THE REQUEST: Filter for the word "data" and keep each matching line.

= = = = = = =

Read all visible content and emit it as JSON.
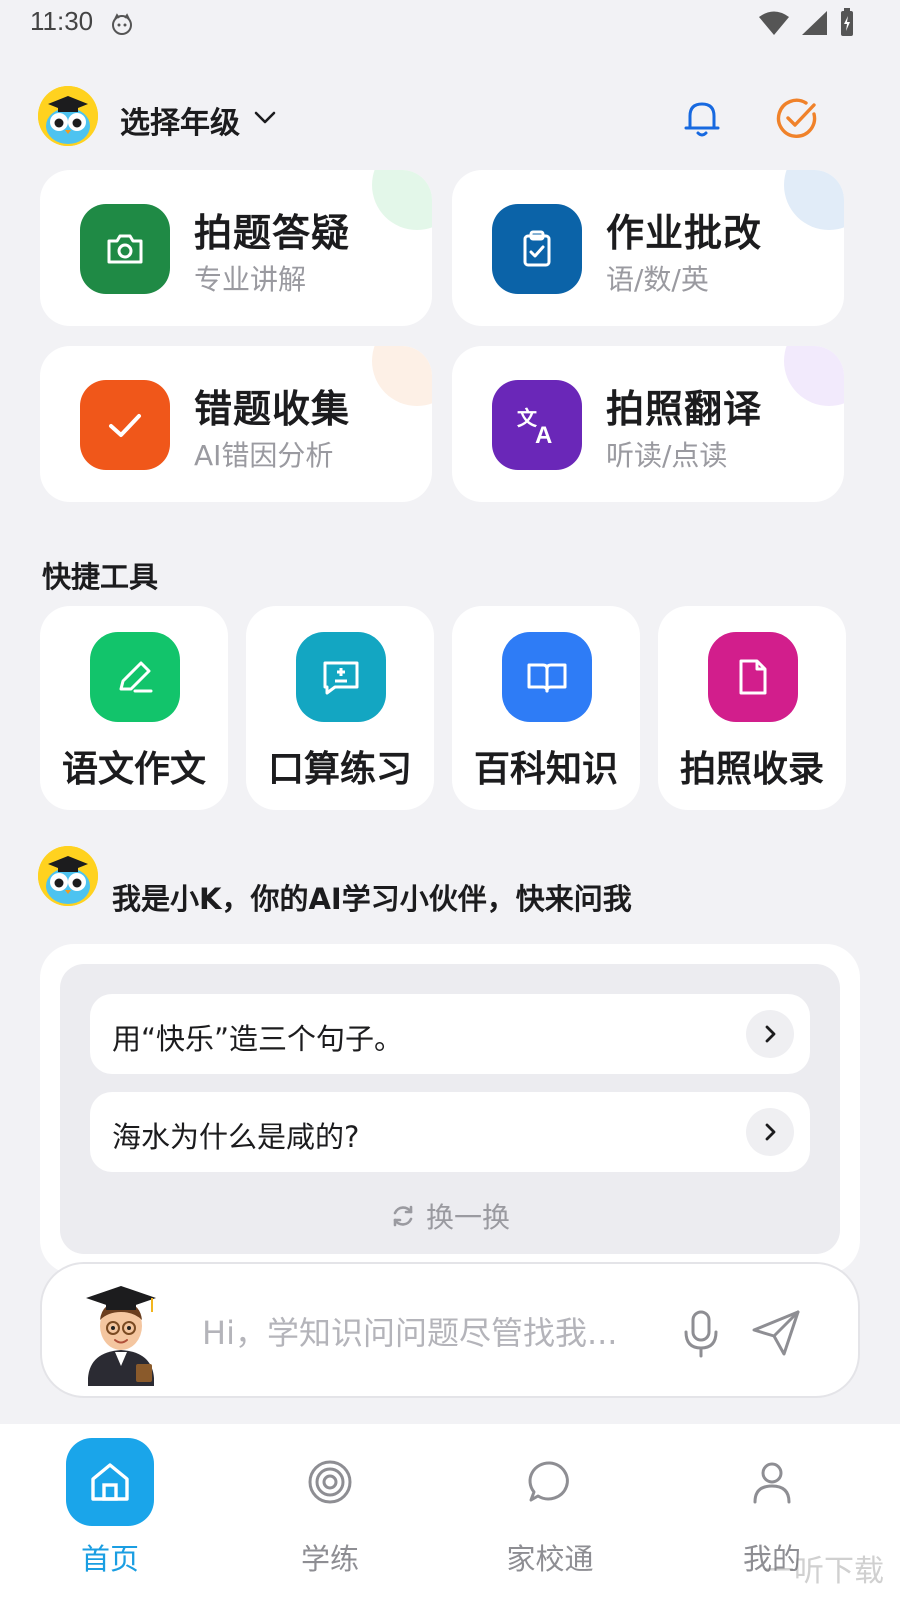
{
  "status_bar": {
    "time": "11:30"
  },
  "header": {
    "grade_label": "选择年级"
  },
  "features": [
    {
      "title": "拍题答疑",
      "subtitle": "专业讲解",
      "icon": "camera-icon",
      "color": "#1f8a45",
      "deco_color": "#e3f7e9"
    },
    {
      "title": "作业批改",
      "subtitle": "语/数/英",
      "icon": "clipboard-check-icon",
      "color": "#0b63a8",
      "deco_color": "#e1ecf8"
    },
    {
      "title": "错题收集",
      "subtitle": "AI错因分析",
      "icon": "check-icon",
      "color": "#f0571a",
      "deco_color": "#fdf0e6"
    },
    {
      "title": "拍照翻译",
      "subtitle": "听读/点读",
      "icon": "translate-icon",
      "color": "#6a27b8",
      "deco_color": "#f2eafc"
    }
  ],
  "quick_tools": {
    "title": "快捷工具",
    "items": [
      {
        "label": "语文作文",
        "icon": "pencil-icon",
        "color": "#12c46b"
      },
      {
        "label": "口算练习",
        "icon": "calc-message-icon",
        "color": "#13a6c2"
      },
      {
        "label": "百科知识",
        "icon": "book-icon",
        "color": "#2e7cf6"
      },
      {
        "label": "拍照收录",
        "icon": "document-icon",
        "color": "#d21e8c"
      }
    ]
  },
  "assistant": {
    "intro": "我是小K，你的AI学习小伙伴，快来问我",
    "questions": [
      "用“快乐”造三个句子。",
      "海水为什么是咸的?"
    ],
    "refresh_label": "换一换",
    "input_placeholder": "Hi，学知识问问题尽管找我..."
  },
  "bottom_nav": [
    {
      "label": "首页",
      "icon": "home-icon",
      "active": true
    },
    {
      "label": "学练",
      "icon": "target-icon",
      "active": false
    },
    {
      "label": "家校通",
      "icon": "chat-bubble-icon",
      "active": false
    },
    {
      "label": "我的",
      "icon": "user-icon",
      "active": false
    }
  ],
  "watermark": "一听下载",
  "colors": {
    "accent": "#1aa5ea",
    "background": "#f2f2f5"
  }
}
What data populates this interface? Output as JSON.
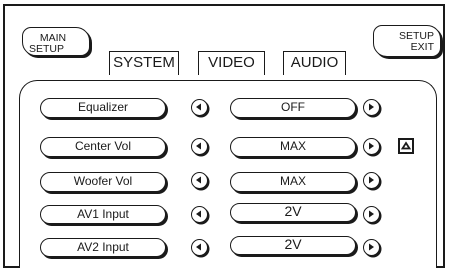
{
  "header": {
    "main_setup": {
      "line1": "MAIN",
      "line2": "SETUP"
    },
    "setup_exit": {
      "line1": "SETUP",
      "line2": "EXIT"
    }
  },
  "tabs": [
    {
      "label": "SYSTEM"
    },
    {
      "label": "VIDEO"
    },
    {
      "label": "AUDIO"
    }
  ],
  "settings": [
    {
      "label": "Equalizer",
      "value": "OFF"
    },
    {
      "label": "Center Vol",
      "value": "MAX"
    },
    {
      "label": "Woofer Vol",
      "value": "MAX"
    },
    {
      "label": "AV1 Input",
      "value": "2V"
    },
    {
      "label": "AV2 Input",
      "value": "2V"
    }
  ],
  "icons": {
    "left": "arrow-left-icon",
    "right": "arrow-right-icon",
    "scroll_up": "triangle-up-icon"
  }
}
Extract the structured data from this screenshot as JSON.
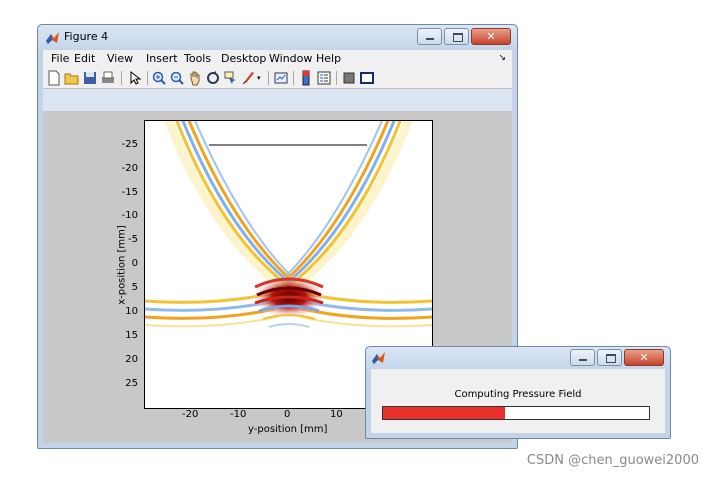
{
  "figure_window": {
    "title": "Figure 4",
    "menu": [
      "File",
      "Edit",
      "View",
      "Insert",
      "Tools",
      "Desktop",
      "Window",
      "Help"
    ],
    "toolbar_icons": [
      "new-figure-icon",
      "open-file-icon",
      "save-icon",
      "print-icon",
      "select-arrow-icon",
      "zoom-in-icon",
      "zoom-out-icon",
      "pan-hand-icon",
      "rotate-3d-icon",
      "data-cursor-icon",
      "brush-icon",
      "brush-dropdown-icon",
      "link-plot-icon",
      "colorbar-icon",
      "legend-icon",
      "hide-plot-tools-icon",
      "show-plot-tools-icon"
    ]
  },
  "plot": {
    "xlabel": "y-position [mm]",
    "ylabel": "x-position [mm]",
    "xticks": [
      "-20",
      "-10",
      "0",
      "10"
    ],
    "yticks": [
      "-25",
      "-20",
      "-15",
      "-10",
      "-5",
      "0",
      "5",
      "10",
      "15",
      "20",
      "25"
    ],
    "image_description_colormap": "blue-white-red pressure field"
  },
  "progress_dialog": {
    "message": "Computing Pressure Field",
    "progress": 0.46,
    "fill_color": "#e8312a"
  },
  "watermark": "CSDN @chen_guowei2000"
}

= = = = = = =

RESPONSE TO THE EXERCISE:
What data populates this interface? Output as JSON.
Extract the structured data from this screenshot as JSON.
      "data-cursor-icon",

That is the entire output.